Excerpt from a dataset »
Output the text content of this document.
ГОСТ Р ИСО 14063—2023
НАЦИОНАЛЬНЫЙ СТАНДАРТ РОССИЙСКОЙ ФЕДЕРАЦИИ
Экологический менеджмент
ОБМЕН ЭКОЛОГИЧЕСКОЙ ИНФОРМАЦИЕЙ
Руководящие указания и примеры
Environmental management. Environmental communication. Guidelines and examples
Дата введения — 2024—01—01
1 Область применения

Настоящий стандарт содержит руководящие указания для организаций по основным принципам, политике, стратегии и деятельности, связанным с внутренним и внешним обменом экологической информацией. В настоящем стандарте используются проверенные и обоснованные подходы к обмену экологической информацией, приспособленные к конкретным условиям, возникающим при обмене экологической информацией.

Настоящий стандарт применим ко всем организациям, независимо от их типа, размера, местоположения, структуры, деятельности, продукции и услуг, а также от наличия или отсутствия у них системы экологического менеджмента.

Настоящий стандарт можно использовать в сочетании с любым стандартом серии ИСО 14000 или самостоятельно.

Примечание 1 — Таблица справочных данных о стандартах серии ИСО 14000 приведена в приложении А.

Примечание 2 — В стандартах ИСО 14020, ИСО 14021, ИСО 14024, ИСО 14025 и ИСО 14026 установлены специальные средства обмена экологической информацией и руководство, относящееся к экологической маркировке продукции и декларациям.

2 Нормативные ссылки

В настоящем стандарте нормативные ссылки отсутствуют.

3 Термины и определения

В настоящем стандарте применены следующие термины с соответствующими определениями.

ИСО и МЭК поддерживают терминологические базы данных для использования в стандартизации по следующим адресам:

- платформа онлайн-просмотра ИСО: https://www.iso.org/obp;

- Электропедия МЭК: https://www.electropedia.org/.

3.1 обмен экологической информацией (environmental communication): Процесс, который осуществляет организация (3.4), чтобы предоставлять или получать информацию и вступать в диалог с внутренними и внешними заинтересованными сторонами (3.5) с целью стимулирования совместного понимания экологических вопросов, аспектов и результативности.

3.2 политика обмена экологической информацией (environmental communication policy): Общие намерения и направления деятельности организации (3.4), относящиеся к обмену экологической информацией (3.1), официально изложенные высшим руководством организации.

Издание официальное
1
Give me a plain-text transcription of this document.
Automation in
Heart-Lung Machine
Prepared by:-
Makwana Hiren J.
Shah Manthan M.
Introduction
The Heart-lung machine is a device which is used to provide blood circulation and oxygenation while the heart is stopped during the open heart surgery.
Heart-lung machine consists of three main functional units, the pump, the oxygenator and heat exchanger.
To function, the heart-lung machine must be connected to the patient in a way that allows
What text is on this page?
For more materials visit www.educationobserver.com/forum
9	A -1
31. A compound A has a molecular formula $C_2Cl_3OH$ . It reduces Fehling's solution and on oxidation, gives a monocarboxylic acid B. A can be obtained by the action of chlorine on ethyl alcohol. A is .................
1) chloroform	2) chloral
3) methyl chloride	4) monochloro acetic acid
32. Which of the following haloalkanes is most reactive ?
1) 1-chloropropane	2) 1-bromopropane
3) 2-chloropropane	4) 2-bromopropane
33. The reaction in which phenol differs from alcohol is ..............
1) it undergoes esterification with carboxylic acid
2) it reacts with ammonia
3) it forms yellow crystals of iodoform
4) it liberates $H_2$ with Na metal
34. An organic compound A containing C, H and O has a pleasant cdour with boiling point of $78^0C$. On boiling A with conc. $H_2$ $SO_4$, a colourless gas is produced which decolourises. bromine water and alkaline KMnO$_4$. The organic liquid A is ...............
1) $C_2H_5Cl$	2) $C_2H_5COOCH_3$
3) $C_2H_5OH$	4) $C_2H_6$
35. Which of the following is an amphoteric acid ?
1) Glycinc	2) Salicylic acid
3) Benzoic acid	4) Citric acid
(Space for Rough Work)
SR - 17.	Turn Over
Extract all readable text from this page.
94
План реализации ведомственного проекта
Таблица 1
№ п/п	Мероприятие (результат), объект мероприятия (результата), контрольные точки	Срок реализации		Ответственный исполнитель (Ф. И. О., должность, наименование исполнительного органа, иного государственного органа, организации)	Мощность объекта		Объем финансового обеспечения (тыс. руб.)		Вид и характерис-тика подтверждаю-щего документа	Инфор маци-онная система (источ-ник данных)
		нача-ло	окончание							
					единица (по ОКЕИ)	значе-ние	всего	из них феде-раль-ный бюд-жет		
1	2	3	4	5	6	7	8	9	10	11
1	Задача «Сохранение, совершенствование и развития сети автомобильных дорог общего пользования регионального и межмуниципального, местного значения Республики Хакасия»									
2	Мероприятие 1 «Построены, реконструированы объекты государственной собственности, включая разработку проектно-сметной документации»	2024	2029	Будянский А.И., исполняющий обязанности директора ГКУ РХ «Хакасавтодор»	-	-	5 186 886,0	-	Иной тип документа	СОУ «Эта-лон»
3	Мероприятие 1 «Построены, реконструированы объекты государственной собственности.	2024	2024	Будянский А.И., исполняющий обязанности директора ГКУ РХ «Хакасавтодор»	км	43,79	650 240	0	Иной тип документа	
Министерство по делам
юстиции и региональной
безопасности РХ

WHAT YOU NEED TO DO » Collect the lines that hold "page".

FINISHED TASK »
What text is on this page?
Extract all readable text from this page.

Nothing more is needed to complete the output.